Parts of the exercise:
1. In the factory_bot documentation post, rewrite the passage that begins at the words "We have improved" and stops after "into third-party libraries.", swapping "quick reference" for "cheat sheet".
2. According to the factory_bot documentation post, in what year were the usage examples moved out of README.md into their own file?
3. For each statement, say whether it agrees with the factory_bot documentation post, and quote the words that decide it.
(a) All integration documentation was moved into the GitHub wiki.
(b) The table of contents in GETTING_STARTED.md was generated automatically.
(c) mdBook needed heavy changes to the existing Markdown.

Selected extract:
--- START ---

We have improved the documentation for factory_bot, our Ruby library that makes it easy to quickly instantiate new model objects. The new book contains a general guide, a cookbook with solutions to common problems, and a quick reference. The factory_bot wiki contains details on how to best integrate factory_bot into third-party libraries.
In this post we want to acknowledge the work that lead to this, talk about the decisions we made, and provide excitement about the future.
At factory_bot’s inception in 2008,
README.md contained examples of how to
use it. In 2011 we moved them out into their own document,
GETTING_STARTED.md, so they could be easier to read.
This file has served us well over the years. It gave us a central place to add documentation without too much thought, and it made searching simple. However, as it has grown it has also become harder to justify. The table of contents was managed manually, much of the content assumed that you read it from top to bottom, and frankly the endless scrolling was intimidating.
After some discussion, planning, and trials of newer documentation software, we hope that we found a pattern that will serve us for the next stage of factory_bot growth.
One way to divide the documentation is to consider: what documentation needs to
change because of changes to the factory_bot repo, and what documentation
changes are driven by external repos. For example, adding the
method to factory_bot would drive a change to our documentation in the same
pull request, but if RSpec were to change their
include methodology then we
won’t find out about that directly.
This tactic for dividing docs leads to the first split: wiki vs non-wiki. We chose to move all integration documentation into the GitHub wiki for factory_bot. This means that anyone with a GitHub account can pop in and modify a page without us being a bottleneck. If you are the author of a new test framework, or a user of an alternative ORM, or anyone else who knows about integrating factory_bot into a third-party library, we encourage you to stop by the wiki and spruce it up.
GETTING_STARTED.md document had grown to be a full guide – it extended
beyond just a simple quick start. It documented all the techniques for using
factory_bot, extensively and verbosely. This kind of writing could use
We explored some larger scale formatting programs and decided on mdBook. It is a simple command-line runner that is easy to use from GitHub Actions; it worked with the existing Markdown with few modifications; the generated HTML has features like themes, search, table of contents; and it’s a popular, maintained tool used in other programming communities such as Rust.

--- END ---

Listed entries:
--- START ---

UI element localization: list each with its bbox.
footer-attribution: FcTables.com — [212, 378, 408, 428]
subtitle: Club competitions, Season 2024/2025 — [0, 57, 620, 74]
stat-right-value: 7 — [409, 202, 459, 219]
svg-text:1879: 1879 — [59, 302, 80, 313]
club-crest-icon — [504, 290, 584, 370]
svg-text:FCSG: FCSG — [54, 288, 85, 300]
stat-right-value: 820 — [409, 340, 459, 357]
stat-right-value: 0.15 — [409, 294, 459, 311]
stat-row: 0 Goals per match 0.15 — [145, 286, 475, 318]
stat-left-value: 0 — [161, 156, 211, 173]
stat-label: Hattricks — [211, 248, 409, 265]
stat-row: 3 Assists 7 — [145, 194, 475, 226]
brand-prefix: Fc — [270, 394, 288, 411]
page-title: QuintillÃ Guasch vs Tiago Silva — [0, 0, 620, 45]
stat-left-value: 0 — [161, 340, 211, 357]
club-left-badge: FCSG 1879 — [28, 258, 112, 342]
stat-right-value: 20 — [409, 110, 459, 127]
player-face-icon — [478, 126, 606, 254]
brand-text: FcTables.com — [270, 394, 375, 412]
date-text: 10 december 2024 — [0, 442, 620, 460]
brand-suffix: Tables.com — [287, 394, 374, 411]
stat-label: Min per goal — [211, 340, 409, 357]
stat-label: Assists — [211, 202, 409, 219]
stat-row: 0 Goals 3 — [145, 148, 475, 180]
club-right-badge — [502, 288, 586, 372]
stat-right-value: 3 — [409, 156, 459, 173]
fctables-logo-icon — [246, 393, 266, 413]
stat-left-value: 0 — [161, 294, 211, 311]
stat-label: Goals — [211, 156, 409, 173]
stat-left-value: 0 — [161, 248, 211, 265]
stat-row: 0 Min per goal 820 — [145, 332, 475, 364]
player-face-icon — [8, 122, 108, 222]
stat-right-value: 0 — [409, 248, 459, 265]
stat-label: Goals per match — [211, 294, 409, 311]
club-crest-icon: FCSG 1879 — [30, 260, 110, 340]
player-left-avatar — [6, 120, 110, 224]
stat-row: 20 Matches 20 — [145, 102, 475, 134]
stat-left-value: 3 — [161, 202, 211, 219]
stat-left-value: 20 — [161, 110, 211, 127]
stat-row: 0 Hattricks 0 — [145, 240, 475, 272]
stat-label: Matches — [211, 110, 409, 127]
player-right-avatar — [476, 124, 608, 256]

--- END ---

Answers for the tasks:
1.
We have improved the documentation for factory_bot, our Ruby library that makes it easy to quickly instantiate new model objects. The new book contains a general guide, a cookbook with solutions to common problems, and a cheat sheet. The factory_bot wiki contains details on how to best integrate factory_bot into third-party libraries.

2. 2011

3.
(a) Yes: "We chose to move all integration documentation into the GitHub wiki for factory_bot."
(b) No: "The table of contents was managed manually"
(c) No: "it worked with the existing Markdown with few modifications"